Problem description: Find the lines that contain the word "need" and copy each one.

Data section:
--- Start ---
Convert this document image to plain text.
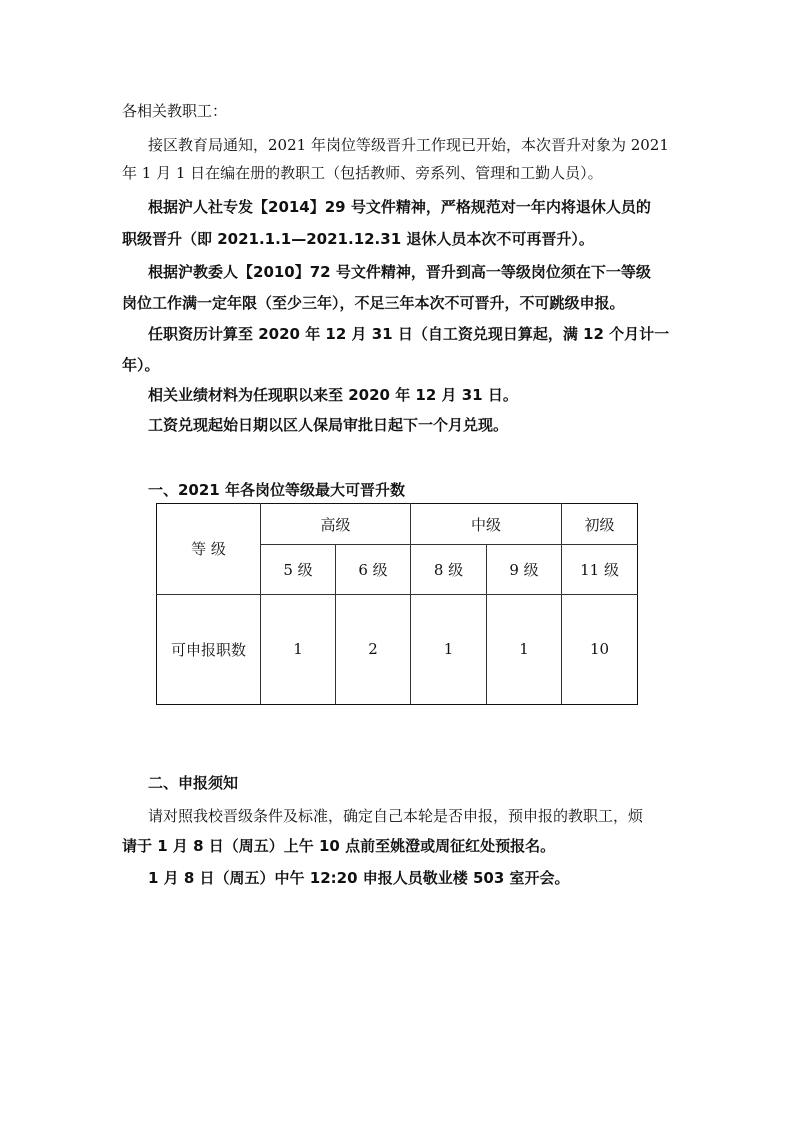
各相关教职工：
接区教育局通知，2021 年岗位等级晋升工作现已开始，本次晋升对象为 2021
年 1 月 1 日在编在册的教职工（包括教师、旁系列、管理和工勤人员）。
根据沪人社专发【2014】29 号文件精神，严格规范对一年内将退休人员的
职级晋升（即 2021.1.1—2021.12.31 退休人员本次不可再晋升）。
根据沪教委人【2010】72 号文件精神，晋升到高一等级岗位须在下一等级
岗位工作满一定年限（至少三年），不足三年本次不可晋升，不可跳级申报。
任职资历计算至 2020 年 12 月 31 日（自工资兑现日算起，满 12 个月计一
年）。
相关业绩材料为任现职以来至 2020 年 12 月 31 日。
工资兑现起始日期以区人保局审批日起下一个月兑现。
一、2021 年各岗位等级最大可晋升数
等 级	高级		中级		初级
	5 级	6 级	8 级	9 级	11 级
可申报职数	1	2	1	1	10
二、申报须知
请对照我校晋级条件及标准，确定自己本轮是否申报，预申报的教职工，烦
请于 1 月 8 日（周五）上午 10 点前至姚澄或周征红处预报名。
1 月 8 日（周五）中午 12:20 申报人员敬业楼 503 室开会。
--- End ---
--- Start ---
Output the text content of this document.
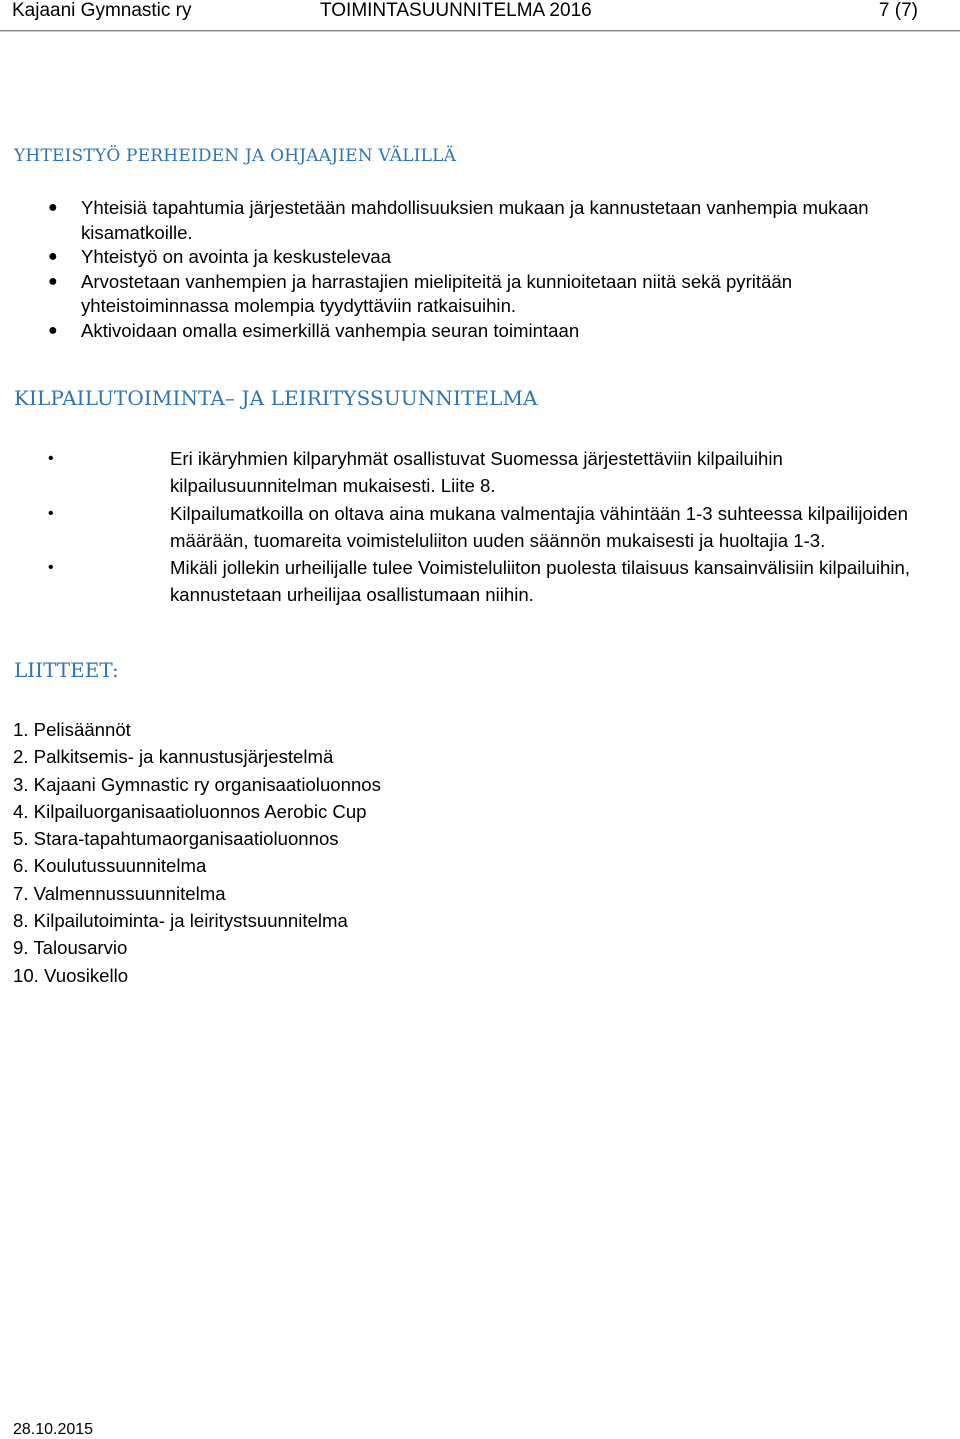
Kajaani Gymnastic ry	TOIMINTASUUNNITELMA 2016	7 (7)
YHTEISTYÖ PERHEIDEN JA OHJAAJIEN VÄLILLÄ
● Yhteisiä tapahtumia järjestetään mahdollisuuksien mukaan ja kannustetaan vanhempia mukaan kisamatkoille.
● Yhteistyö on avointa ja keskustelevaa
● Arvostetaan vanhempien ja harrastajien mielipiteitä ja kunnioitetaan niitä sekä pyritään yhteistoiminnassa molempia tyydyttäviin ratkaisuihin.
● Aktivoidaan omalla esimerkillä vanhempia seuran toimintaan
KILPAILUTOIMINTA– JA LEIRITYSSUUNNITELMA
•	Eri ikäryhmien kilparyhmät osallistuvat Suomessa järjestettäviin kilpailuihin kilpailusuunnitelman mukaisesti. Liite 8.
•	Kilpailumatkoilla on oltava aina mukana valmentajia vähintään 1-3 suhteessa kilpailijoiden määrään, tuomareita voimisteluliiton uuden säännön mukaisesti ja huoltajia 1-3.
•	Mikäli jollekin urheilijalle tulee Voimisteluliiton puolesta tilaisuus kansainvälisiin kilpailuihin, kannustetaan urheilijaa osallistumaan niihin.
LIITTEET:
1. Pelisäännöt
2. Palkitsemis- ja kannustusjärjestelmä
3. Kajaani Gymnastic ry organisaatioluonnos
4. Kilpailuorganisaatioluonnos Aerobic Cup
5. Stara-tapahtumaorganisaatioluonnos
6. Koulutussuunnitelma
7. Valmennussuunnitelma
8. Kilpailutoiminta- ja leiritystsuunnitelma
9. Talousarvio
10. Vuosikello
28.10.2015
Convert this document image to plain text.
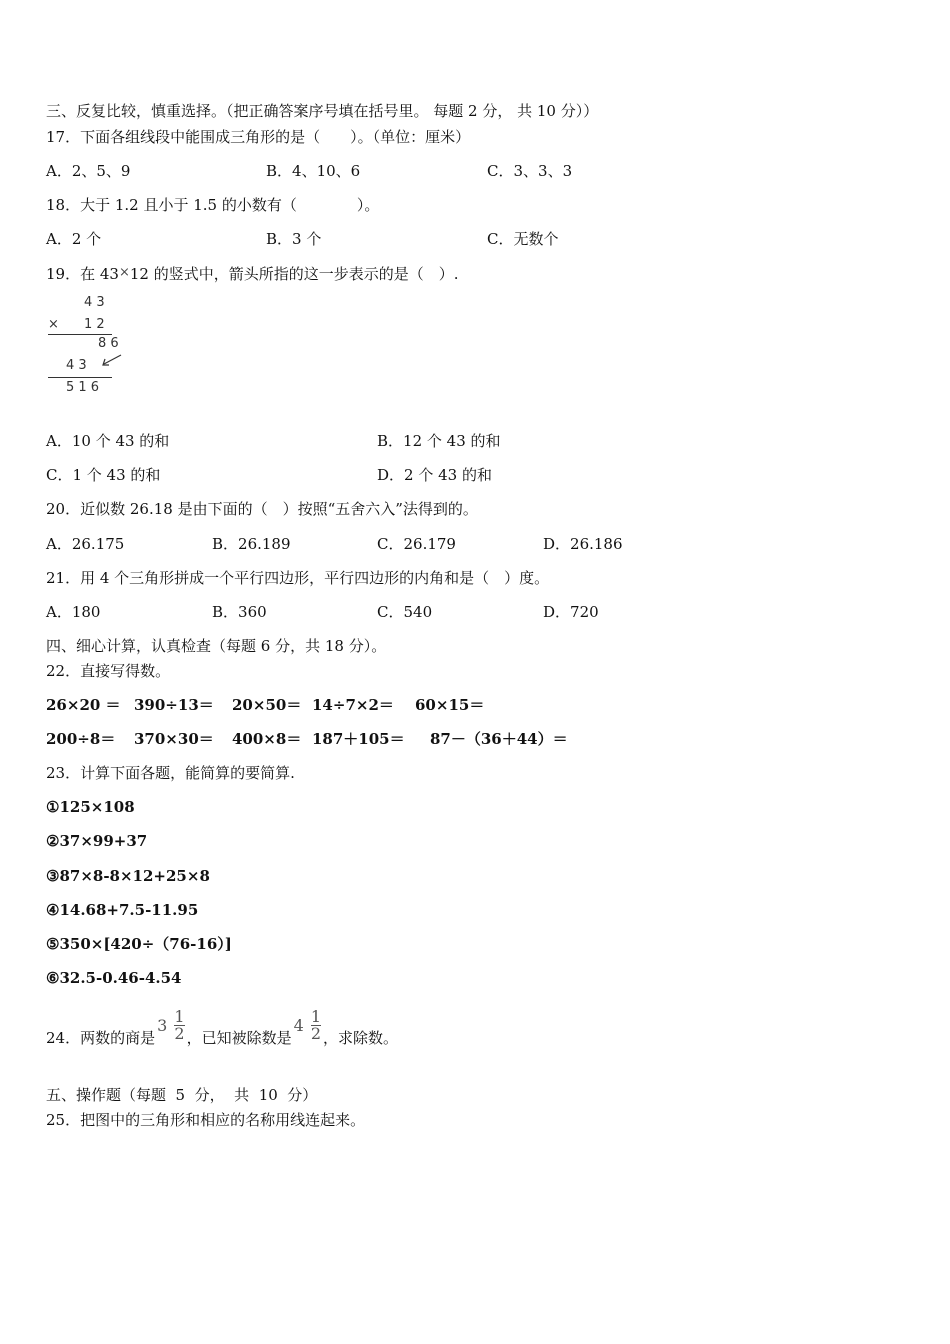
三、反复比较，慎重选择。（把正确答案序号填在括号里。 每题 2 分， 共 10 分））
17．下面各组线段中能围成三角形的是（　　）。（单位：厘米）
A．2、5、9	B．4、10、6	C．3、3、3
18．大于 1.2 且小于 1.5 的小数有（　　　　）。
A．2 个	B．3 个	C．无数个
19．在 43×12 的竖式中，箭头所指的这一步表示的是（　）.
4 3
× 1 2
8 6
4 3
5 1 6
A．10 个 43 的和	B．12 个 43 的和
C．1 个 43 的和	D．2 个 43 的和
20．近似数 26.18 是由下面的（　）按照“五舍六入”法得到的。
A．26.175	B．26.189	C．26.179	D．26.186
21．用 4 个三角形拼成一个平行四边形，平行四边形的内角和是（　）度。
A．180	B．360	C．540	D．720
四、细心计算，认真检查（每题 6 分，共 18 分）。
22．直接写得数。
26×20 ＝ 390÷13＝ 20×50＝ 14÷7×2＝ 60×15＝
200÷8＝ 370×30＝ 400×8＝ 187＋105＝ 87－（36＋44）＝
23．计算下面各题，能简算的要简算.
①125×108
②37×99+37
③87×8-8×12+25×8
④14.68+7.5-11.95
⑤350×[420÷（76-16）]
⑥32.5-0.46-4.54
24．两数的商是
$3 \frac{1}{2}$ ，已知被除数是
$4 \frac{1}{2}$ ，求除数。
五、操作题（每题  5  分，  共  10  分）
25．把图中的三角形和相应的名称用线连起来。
--- End ---
--- Start ---
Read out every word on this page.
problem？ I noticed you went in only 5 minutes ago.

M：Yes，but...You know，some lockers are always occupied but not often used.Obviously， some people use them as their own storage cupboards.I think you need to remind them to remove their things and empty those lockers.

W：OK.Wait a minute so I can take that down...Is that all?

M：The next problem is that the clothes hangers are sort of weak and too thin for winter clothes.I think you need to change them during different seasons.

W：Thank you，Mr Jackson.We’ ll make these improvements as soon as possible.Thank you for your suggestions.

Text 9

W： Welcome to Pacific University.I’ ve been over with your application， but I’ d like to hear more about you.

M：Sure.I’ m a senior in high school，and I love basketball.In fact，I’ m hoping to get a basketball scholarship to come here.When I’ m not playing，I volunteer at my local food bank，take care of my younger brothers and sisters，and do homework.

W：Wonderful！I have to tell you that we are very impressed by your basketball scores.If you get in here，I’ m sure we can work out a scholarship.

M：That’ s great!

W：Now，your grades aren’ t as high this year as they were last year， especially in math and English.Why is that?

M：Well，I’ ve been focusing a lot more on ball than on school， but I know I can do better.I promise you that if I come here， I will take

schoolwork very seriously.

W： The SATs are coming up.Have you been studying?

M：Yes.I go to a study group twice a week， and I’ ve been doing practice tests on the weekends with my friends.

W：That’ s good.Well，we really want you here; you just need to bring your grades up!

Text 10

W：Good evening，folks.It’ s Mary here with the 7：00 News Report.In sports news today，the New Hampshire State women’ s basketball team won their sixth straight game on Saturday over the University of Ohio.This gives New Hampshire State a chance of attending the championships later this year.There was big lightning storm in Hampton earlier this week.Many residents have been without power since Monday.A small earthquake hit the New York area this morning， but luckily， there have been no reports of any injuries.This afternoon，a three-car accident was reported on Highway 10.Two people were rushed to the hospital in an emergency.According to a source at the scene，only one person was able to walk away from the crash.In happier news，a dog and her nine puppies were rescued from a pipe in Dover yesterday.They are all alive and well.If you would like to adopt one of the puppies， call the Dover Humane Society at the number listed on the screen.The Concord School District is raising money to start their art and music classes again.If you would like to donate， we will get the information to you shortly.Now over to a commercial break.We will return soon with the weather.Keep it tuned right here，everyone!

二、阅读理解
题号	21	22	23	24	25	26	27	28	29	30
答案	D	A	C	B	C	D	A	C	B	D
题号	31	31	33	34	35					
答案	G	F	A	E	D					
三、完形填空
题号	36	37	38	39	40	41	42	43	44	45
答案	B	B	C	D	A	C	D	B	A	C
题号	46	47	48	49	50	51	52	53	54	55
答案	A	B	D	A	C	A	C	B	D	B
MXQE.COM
--- End ---
Final result:
M：Yes，but...You know，some lockers are always occupied but not often used.Obviously， some people use them as their own storage cupboards.I think you need to remind them to remove their things and empty those lockers.
M：The next problem is that the clothes hangers are sort of weak and too thin for winter clothes.I think you need to change them during different seasons.
W：That’ s good.Well，we really want you here; you just need to bring your grades up!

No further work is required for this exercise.